#### What to produce
Repeat the entries that follow verbatim, without any of their pictures.
[Start Data for processing]
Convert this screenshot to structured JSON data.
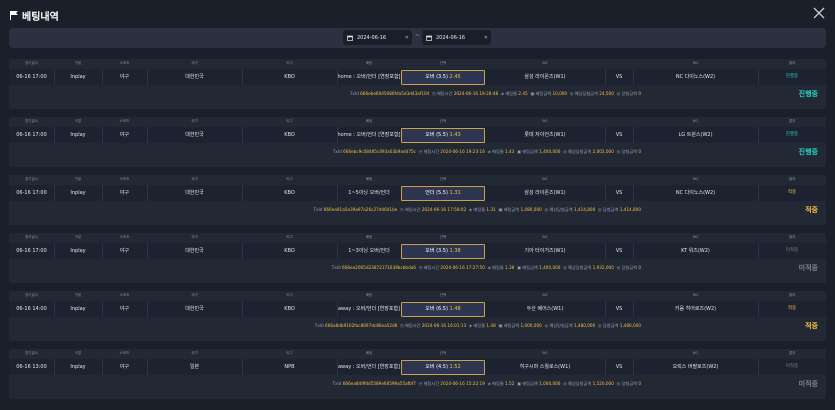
{
  "title": "베팅내역",
  "filter": {
    "date_from": "2024-06-16",
    "date_to": "2024-06-16",
    "separator": "~"
  },
  "headers": [
    "경기일시",
    "구분",
    "스포츠",
    "국가",
    "리그",
    "배팅",
    "선택",
    "W1",
    "",
    "W2",
    "결과"
  ],
  "labels": {
    "txid": "TxId",
    "bet_time": "배팅시간",
    "odds": "배팅율",
    "amount": "배팅금액",
    "expected": "예상당첨금액",
    "winnings": "당첨금액",
    "vs": "VS"
  },
  "colors": {
    "live": "#29d3c0",
    "win": "#f0c040",
    "lost": "#7c8190",
    "odds": "#f0c040"
  },
  "bets": [
    {
      "time": "06-16 17:00",
      "type": "Inplay",
      "sport": "야구",
      "country": "대한민국",
      "league": "KBO",
      "market": "home : 오버/언더 [연장포함]",
      "pick": "오버 (3.5)",
      "pick_odds": "2.45",
      "w1": "삼성 라이온즈(W1)",
      "w2": "NC 다이노스(W2)",
      "status": "진행중",
      "status_kind": "live",
      "txid": "666ebe6045086fda5d3d43af104",
      "bet_time": "2024-06-16 19:28:48",
      "odds": "2.45",
      "amount": "10,000",
      "expected": "24,500",
      "winnings": "0",
      "result": "진행중"
    },
    {
      "time": "06-16 17:00",
      "type": "Inplay",
      "sport": "야구",
      "country": "대한민국",
      "league": "KBO",
      "market": "home : 오버/언더 [연장포함]",
      "pick": "오버 (5.5)",
      "pick_odds": "1.43",
      "w1": "롯데 자이언츠(W1)",
      "w2": "LG 트윈스(W2)",
      "status": "진행중",
      "status_kind": "live",
      "txid": "666ebc9c08485c493a03b9ad475c",
      "bet_time": "2024-06-16 19:23:16",
      "odds": "1.43",
      "amount": "1,400,000",
      "expected": "2,002,000",
      "winnings": "0",
      "result": "진행중"
    },
    {
      "time": "06-16 17:00",
      "type": "Inplay",
      "sport": "야구",
      "country": "대한민국",
      "league": "KBO",
      "market": "1~5이닝 오버/언더",
      "pick": "언더 (5.5)",
      "pick_odds": "1.31",
      "w1": "삼성 라이온즈(W1)",
      "w2": "NC 다이노스(W2)",
      "status": "적중",
      "status_kind": "win",
      "txid": "666ea91a5e39a97a26c27d4641be",
      "bet_time": "2024-06-16 17:58:02",
      "odds": "1.31",
      "amount": "1,080,000",
      "expected": "1,414,800",
      "winnings": "1,414,800",
      "result": "적중"
    },
    {
      "time": "06-16 17:00",
      "type": "Inplay",
      "sport": "야구",
      "country": "대한민국",
      "league": "KBO",
      "market": "1~3이닝 오버/언더",
      "pick": "오버 (3.5)",
      "pick_odds": "1.38",
      "w1": "기아 타이거즈(W1)",
      "w2": "KT 위즈(W2)",
      "status": "미적중",
      "status_kind": "lost",
      "txid": "666ea2065d23872171639bcbbda6",
      "bet_time": "2024-06-16 17:27:50",
      "odds": "1.38",
      "amount": "1,400,000",
      "expected": "1,932,000",
      "winnings": "0",
      "result": "미적중"
    },
    {
      "time": "06-16 14:00",
      "type": "Inplay",
      "sport": "야구",
      "country": "대한민국",
      "league": "KBO",
      "market": "away : 오버/언더 [연장포함]",
      "pick": "오버 (6.5)",
      "pick_odds": "1.48",
      "w1": "두산 베어스(W1)",
      "w2": "키움 히어로즈(W2)",
      "status": "적중",
      "status_kind": "win",
      "txid": "666a8db9102fac8697dc86ea52d8",
      "bet_time": "2024-06-16 16:01:13",
      "odds": "1.48",
      "amount": "1,000,000",
      "expected": "1,480,000",
      "winnings": "1,480,000",
      "result": "적중"
    },
    {
      "time": "06-16 13:00",
      "type": "Inplay",
      "sport": "야구",
      "country": "일본",
      "league": "NPB",
      "market": "away : 오버/언더 [연장포함]",
      "pick": "오버 (4.5)",
      "pick_odds": "1.52",
      "w1": "히구시마 스퀄로스(W1)",
      "w2": "오릭스 버팔로즈(W2)",
      "status": "미적중",
      "status_kind": "lost",
      "txid": "666ea849fdd5589e66599a55afbf7",
      "bet_time": "2024-06-16 15:22:19",
      "odds": "1.52",
      "amount": "1,000,000",
      "expected": "1,520,000",
      "winnings": "0",
      "result": "미적중"
    }
  ]
}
[End Data for processing]
#### Exercise answer
Convert this screenshot to structured JSON data.
{
  "title": "베팅내역",
  "filter": {
    "date_from": "2024-06-16",
    "date_to": "2024-06-16",
    "separator": "~"
  },
  "headers": [
    "경기일시",
    "구분",
    "스포츠",
    "국가",
    "리그",
    "배팅",
    "선택",
    "W1",
    "",
    "W2",
    "결과"
  ],
  "labels": {
    "txid": "TxId",
    "bet_time": "배팅시간",
    "odds": "배팅율",
    "amount": "배팅금액",
    "expected": "예상당첨금액",
    "winnings": "당첨금액",
    "vs": "VS"
  },
  "colors": {
    "live": "#29d3c0",
    "win": "#f0c040",
    "lost": "#7c8190",
    "odds": "#f0c040"
  },
  "bets": [
    {
      "time": "06-16 17:00",
      "type": "Inplay",
      "sport": "야구",
      "country": "대한민국",
      "league": "KBO",
      "market": "home : 오버/언더 [연장포함]",
      "pick": "오버 (3.5)",
      "pick_odds": "2.45",
      "w1": "삼성 라이온즈(W1)",
      "w2": "NC 다이노스(W2)",
      "status": "진행중",
      "status_kind": "live",
      "txid": "666ebe6045086fda5d3d43af104",
      "bet_time": "2024-06-16 19:28:48",
      "odds": "2.45",
      "amount": "10,000",
      "expected": "24,500",
      "winnings": "0",
      "result": "진행중"
    },
    {
      "time": "06-16 17:00",
      "type": "Inplay",
      "sport": "야구",
      "country": "대한민국",
      "league": "KBO",
      "market": "home : 오버/언더 [연장포함]",
      "pick": "오버 (5.5)",
      "pick_odds": "1.43",
      "w1": "롯데 자이언츠(W1)",
      "w2": "LG 트윈스(W2)",
      "status": "진행중",
      "status_kind": "live",
      "txid": "666ebc9c08485c493a03b9ad475c",
      "bet_time": "2024-06-16 19:23:16",
      "odds": "1.43",
      "amount": "1,400,000",
      "expected": "2,002,000",
      "winnings": "0",
      "result": "진행중"
    },
    {
      "time": "06-16 17:00",
      "type": "Inplay",
      "sport": "야구",
      "country": "대한민국",
      "league": "KBO",
      "market": "1~5이닝 오버/언더",
      "pick": "언더 (5.5)",
      "pick_odds": "1.31",
      "w1": "삼성 라이온즈(W1)",
      "w2": "NC 다이노스(W2)",
      "status": "적중",
      "status_kind": "win",
      "txid": "666ea91a5e39a97a26c27d4641be",
      "bet_time": "2024-06-16 17:58:02",
      "odds": "1.31",
      "amount": "1,080,000",
      "expected": "1,414,800",
      "winnings": "1,414,800",
      "result": "적중"
    },
    {
      "time": "06-16 17:00",
      "type": "Inplay",
      "sport": "야구",
      "country": "대한민국",
      "league": "KBO",
      "market": "1~3이닝 오버/언더",
      "pick": "오버 (3.5)",
      "pick_odds": "1.38",
      "w1": "기아 타이거즈(W1)",
      "w2": "KT 위즈(W2)",
      "status": "미적중",
      "status_kind": "lost",
      "txid": "666ea2065d23872171639bcbbda6",
      "bet_time": "2024-06-16 17:27:50",
      "odds": "1.38",
      "amount": "1,400,000",
      "expected": "1,932,000",
      "winnings": "0",
      "result": "미적중"
    },
    {
      "time": "06-16 14:00",
      "type": "Inplay",
      "sport": "야구",
      "country": "대한민국",
      "league": "KBO",
      "market": "away : 오버/언더 [연장포함]",
      "pick": "오버 (6.5)",
      "pick_odds": "1.48",
      "w1": "두산 베어스(W1)",
      "w2": "키움 히어로즈(W2)",
      "status": "적중",
      "status_kind": "win",
      "txid": "666a8db9102fac8697dc86ea52d8",
      "bet_time": "2024-06-16 16:01:13",
      "odds": "1.48",
      "amount": "1,000,000",
      "expected": "1,480,000",
      "winnings": "1,480,000",
      "result": "적중"
    },
    {
      "time": "06-16 13:00",
      "type": "Inplay",
      "sport": "야구",
      "country": "일본",
      "league": "NPB",
      "market": "away : 오버/언더 [연장포함]",
      "pick": "오버 (4.5)",
      "pick_odds": "1.52",
      "w1": "히구시마 스퀄로스(W1)",
      "w2": "오릭스 버팔로즈(W2)",
      "status": "미적중",
      "status_kind": "lost",
      "txid": "666ea849fdd5589e66599a55afbf7",
      "bet_time": "2024-06-16 15:22:19",
      "odds": "1.52",
      "amount": "1,000,000",
      "expected": "1,520,000",
      "winnings": "0",
      "result": "미적중"
    }
  ]
}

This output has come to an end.